Your answer should be a number only: the count of lines in the following entries that contain "activity".

Top of RECORDS

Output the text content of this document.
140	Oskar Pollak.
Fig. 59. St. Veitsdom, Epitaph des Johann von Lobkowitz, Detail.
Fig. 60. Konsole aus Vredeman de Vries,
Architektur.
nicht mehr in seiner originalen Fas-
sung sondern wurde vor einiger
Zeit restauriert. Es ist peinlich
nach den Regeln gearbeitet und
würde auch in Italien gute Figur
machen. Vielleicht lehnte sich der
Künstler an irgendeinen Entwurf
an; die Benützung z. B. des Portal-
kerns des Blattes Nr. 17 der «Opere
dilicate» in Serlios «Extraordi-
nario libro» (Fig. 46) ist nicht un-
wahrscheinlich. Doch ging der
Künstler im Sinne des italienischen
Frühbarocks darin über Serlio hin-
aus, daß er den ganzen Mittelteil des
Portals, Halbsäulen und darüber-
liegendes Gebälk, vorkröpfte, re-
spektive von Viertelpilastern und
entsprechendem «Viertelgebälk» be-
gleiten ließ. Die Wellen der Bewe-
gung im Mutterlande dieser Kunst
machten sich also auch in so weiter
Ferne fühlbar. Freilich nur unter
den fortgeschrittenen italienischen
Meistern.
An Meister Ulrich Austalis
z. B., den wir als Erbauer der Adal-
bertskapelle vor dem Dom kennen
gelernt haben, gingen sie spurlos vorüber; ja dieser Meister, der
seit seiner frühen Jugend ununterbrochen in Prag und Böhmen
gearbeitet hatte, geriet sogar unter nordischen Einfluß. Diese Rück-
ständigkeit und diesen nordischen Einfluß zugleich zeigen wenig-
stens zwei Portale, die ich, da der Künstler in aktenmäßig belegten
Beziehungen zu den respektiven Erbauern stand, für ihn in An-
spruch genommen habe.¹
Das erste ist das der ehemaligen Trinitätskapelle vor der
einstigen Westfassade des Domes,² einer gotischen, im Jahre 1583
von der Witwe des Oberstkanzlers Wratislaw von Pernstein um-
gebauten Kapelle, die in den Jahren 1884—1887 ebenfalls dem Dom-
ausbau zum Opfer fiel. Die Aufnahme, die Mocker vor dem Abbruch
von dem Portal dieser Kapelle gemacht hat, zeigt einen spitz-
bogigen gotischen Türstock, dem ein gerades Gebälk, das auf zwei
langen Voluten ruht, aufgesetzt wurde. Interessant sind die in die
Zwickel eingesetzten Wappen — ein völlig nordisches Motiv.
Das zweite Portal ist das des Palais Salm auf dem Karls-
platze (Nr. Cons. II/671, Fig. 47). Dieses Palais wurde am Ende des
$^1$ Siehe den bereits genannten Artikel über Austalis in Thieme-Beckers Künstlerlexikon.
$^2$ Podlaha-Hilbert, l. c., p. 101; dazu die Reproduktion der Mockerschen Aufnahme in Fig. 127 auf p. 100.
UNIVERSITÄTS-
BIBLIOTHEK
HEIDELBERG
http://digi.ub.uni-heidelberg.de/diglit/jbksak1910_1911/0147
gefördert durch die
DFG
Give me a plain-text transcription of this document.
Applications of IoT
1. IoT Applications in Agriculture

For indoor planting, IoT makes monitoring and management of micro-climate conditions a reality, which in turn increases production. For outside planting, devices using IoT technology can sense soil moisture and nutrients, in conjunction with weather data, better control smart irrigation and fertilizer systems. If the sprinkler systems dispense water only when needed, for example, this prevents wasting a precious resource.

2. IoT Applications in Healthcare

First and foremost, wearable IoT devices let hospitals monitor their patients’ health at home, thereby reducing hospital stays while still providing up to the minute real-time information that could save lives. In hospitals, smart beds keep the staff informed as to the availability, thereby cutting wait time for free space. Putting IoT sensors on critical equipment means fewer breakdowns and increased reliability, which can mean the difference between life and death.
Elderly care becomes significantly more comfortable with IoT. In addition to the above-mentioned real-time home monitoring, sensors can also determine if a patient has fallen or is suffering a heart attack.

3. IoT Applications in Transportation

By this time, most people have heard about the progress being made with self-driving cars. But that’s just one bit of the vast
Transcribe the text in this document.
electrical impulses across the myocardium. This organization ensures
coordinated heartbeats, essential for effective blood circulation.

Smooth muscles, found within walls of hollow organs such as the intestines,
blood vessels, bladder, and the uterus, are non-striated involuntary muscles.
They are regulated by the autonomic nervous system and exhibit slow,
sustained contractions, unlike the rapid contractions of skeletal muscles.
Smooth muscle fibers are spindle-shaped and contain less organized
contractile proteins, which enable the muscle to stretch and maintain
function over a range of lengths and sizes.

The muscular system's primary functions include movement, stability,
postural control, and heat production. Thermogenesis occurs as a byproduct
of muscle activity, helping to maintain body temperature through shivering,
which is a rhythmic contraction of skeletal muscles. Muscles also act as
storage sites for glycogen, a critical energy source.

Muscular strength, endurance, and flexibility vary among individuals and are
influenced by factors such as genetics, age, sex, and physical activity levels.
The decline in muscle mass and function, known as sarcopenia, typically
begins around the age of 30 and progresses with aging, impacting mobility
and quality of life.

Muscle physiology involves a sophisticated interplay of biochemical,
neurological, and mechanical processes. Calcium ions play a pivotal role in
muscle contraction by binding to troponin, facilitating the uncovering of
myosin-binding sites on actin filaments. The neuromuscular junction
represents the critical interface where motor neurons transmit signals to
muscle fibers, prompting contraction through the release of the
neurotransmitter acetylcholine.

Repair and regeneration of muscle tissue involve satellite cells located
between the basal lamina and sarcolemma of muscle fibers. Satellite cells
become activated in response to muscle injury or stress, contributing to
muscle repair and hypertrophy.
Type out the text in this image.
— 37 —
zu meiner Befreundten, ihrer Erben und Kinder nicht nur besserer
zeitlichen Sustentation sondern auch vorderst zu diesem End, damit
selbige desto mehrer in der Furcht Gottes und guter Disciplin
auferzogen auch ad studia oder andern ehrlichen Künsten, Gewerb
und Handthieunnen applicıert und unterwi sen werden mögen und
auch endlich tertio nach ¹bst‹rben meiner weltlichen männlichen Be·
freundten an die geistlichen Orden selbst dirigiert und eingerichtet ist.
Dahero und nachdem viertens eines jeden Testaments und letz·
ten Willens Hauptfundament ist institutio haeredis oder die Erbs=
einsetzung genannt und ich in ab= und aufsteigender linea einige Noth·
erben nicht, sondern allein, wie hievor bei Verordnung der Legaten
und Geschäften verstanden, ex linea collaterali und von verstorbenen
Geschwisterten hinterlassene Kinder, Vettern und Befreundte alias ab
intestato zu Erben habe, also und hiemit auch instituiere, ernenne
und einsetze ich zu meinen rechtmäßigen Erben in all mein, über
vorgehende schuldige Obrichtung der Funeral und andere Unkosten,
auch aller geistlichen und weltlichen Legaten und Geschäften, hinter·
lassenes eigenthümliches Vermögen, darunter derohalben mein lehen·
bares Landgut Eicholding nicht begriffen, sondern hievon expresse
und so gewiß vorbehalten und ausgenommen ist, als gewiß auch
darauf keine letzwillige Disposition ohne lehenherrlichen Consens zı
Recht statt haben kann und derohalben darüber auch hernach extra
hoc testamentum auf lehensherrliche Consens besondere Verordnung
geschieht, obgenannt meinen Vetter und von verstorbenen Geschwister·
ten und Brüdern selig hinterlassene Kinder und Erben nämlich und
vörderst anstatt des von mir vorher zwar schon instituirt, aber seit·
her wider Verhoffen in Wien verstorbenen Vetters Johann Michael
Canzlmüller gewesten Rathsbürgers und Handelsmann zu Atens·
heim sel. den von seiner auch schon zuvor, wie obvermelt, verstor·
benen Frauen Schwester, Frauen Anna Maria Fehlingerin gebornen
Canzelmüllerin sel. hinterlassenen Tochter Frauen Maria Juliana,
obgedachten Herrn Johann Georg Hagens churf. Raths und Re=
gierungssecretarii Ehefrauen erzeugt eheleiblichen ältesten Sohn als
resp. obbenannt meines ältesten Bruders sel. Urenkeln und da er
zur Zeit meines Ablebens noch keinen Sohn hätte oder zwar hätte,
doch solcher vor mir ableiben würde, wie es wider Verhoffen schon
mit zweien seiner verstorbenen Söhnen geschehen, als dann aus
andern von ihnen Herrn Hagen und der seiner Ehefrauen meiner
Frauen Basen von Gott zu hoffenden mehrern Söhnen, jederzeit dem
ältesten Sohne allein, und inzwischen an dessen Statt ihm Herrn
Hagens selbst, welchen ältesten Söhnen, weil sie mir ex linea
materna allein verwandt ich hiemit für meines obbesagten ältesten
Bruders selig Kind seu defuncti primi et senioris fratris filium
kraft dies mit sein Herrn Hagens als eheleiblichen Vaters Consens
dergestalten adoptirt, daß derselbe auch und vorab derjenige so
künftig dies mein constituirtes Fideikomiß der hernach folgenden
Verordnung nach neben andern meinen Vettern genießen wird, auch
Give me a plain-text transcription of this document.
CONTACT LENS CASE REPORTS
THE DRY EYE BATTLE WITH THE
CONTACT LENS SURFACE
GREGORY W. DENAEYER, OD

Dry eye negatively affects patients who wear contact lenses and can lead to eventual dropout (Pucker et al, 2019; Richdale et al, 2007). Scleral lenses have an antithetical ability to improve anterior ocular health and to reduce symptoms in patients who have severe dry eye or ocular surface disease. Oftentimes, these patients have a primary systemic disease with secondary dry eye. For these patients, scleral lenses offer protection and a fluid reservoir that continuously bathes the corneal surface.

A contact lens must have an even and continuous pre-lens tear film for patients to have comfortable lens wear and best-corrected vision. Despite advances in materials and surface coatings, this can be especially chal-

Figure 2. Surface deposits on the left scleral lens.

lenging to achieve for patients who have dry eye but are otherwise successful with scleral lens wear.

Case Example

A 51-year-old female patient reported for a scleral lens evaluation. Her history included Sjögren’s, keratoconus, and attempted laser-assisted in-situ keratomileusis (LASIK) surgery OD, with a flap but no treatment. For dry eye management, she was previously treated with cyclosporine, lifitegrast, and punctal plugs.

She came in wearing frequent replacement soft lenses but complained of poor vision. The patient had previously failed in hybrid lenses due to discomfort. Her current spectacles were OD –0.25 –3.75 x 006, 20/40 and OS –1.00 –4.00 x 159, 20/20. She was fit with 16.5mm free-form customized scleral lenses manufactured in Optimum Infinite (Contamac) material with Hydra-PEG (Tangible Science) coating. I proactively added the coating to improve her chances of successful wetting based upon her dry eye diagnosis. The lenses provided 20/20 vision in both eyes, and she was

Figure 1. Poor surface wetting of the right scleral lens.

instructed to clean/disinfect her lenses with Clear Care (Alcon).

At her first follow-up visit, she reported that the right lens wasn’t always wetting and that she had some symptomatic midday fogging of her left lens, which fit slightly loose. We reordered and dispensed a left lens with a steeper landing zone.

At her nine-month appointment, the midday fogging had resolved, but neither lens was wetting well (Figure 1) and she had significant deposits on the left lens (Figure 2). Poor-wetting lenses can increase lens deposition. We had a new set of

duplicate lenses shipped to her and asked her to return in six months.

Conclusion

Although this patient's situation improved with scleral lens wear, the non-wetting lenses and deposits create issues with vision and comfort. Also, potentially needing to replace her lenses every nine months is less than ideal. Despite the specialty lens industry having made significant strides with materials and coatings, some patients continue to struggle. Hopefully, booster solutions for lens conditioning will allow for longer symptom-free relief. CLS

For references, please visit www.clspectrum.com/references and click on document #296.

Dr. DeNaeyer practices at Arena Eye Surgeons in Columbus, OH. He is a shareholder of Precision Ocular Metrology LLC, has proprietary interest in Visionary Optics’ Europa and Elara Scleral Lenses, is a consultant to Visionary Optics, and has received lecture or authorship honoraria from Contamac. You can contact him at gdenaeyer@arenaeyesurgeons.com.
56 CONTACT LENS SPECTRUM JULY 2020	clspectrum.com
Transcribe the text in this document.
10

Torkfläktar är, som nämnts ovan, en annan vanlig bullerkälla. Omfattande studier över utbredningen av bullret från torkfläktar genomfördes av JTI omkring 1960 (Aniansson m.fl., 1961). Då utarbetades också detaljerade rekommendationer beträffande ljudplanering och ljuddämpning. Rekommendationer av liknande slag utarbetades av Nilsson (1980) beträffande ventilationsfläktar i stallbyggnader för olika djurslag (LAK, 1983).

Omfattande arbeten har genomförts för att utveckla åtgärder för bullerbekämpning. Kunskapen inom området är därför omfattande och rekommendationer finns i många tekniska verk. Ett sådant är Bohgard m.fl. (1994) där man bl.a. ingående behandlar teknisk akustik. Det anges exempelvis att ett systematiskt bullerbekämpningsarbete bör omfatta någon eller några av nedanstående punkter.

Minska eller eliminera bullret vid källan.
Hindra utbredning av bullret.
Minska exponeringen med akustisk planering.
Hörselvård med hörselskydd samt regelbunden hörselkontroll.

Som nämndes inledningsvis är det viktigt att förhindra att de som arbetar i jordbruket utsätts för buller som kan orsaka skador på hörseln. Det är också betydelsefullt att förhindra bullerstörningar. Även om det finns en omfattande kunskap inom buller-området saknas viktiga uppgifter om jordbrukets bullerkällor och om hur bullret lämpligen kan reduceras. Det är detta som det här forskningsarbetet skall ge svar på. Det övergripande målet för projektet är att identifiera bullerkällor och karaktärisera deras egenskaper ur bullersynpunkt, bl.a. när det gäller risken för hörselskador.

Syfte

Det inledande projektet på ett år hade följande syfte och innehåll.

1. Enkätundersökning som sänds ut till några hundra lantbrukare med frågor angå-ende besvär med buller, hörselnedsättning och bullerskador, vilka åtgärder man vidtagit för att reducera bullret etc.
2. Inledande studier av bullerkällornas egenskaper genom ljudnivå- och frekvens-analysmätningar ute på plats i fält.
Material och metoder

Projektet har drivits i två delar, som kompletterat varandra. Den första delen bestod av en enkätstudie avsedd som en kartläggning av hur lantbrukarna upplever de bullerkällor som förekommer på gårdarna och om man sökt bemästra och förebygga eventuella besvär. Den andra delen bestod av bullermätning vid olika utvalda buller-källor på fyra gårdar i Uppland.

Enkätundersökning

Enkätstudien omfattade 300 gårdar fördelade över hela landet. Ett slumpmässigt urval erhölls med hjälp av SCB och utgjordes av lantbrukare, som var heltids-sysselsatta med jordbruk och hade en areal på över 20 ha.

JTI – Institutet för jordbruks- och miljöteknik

Bottom of RECORDS

» **RESULT**:
2